** start **
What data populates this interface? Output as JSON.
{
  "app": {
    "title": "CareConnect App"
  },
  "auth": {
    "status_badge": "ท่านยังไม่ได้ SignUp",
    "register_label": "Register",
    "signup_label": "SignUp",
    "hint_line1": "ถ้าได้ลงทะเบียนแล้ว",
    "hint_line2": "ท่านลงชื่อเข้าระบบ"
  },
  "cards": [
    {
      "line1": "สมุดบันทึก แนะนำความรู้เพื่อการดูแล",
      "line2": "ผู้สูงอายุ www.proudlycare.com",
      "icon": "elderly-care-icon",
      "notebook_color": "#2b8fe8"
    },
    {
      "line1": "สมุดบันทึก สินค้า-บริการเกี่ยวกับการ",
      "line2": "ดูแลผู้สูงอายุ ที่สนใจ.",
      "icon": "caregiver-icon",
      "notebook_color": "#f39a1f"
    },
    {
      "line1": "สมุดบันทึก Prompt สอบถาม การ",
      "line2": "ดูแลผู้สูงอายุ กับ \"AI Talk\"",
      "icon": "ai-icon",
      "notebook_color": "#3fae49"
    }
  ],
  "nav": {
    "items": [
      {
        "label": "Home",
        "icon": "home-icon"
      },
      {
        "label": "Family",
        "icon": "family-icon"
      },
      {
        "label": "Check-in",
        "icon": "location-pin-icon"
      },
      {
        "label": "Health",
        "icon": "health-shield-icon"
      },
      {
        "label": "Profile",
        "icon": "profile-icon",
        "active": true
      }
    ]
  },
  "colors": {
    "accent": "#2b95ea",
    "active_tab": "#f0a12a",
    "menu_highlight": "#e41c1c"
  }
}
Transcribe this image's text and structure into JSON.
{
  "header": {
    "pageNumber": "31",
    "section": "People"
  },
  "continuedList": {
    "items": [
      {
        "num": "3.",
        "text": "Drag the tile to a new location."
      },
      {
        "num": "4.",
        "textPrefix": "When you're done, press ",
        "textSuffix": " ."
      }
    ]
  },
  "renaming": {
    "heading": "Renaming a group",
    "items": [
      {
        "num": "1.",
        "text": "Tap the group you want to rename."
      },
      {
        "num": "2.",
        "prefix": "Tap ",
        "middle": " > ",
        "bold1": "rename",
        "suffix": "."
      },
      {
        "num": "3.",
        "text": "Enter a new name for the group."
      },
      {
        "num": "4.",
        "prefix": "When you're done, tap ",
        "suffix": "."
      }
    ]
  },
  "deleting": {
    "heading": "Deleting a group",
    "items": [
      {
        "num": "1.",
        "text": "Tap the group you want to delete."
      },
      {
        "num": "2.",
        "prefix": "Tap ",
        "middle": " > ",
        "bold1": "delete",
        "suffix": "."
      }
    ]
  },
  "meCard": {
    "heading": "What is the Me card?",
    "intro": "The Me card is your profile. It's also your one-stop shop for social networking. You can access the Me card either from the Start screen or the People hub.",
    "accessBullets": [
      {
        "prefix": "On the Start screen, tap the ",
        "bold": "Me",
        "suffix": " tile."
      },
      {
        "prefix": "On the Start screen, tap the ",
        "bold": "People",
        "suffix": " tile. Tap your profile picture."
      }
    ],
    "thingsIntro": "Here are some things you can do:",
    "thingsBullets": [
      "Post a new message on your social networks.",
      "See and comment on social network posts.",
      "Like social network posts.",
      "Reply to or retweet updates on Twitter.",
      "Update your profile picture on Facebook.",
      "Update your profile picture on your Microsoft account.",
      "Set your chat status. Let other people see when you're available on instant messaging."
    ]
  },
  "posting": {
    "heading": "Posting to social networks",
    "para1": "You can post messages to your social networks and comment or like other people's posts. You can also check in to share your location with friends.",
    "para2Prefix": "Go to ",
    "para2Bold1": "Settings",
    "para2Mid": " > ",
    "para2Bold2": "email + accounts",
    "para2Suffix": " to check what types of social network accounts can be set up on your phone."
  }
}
** end **
__TASK TO CARRY OUT__:
Send back each record exactly as it stands.

__SOLUTION BELOW__:
What data populates this interface? Output as JSON.
{
  "app": {
    "title": "CareConnect App"
  },
  "auth": {
    "status_badge": "ท่านยังไม่ได้ SignUp",
    "register_label": "Register",
    "signup_label": "SignUp",
    "hint_line1": "ถ้าได้ลงทะเบียนแล้ว",
    "hint_line2": "ท่านลงชื่อเข้าระบบ"
  },
  "cards": [
    {
      "line1": "สมุดบันทึก แนะนำความรู้เพื่อการดูแล",
      "line2": "ผู้สูงอายุ www.proudlycare.com",
      "icon": "elderly-care-icon",
      "notebook_color": "#2b8fe8"
    },
    {
      "line1": "สมุดบันทึก สินค้า-บริการเกี่ยวกับการ",
      "line2": "ดูแลผู้สูงอายุ ที่สนใจ.",
      "icon": "caregiver-icon",
      "notebook_color": "#f39a1f"
    },
    {
      "line1": "สมุดบันทึก Prompt สอบถาม การ",
      "line2": "ดูแลผู้สูงอายุ กับ \"AI Talk\"",
      "icon": "ai-icon",
      "notebook_color": "#3fae49"
    }
  ],
  "nav": {
    "items": [
      {
        "label": "Home",
        "icon": "home-icon"
      },
      {
        "label": "Family",
        "icon": "family-icon"
      },
      {
        "label": "Check-in",
        "icon": "location-pin-icon"
      },
      {
        "label": "Health",
        "icon": "health-shield-icon"
      },
      {
        "label": "Profile",
        "icon": "profile-icon",
        "active": true
      }
    ]
  },
  "colors": {
    "accent": "#2b95ea",
    "active_tab": "#f0a12a",
    "menu_highlight": "#e41c1c"
  }
}
Transcribe this image's text and structure into JSON.
{
  "header": {
    "pageNumber": "31",
    "section": "People"
  },
  "continuedList": {
    "items": [
      {
        "num": "3.",
        "text": "Drag the tile to a new location."
      },
      {
        "num": "4.",
        "textPrefix": "When you're done, press ",
        "textSuffix": " ."
      }
    ]
  },
  "renaming": {
    "heading": "Renaming a group",
    "items": [
      {
        "num": "1.",
        "text": "Tap the group you want to rename."
      },
      {
        "num": "2.",
        "prefix": "Tap ",
        "middle": " > ",
        "bold1": "rename",
        "suffix": "."
      },
      {
        "num": "3.",
        "text": "Enter a new name for the group."
      },
      {
        "num": "4.",
        "prefix": "When you're done, tap ",
        "suffix": "."
      }
    ]
  },
  "deleting": {
    "heading": "Deleting a group",
    "items": [
      {
        "num": "1.",
        "text": "Tap the group you want to delete."
      },
      {
        "num": "2.",
        "prefix": "Tap ",
        "middle": " > ",
        "bold1": "delete",
        "suffix": "."
      }
    ]
  },
  "meCard": {
    "heading": "What is the Me card?",
    "intro": "The Me card is your profile. It's also your one-stop shop for social networking. You can access the Me card either from the Start screen or the People hub.",
    "accessBullets": [
      {
        "prefix": "On the Start screen, tap the ",
        "bold": "Me",
        "suffix": " tile."
      },
      {
        "prefix": "On the Start screen, tap the ",
        "bold": "People",
        "suffix": " tile. Tap your profile picture."
      }
    ],
    "thingsIntro": "Here are some things you can do:",
    "thingsBullets": [
      "Post a new message on your social networks.",
      "See and comment on social network posts.",
      "Like social network posts.",
      "Reply to or retweet updates on Twitter.",
      "Update your profile picture on Facebook.",
      "Update your profile picture on your Microsoft account.",
      "Set your chat status. Let other people see when you're available on instant messaging."
    ]
  },
  "posting": {
    "heading": "Posting to social networks",
    "para1": "You can post messages to your social networks and comment or like other people's posts. You can also check in to share your location with friends.",
    "para2Prefix": "Go to ",
    "para2Bold1": "Settings",
    "para2Mid": " > ",
    "para2Bold2": "email + accounts",
    "para2Suffix": " to check what types of social network accounts can be set up on your phone."
  }
}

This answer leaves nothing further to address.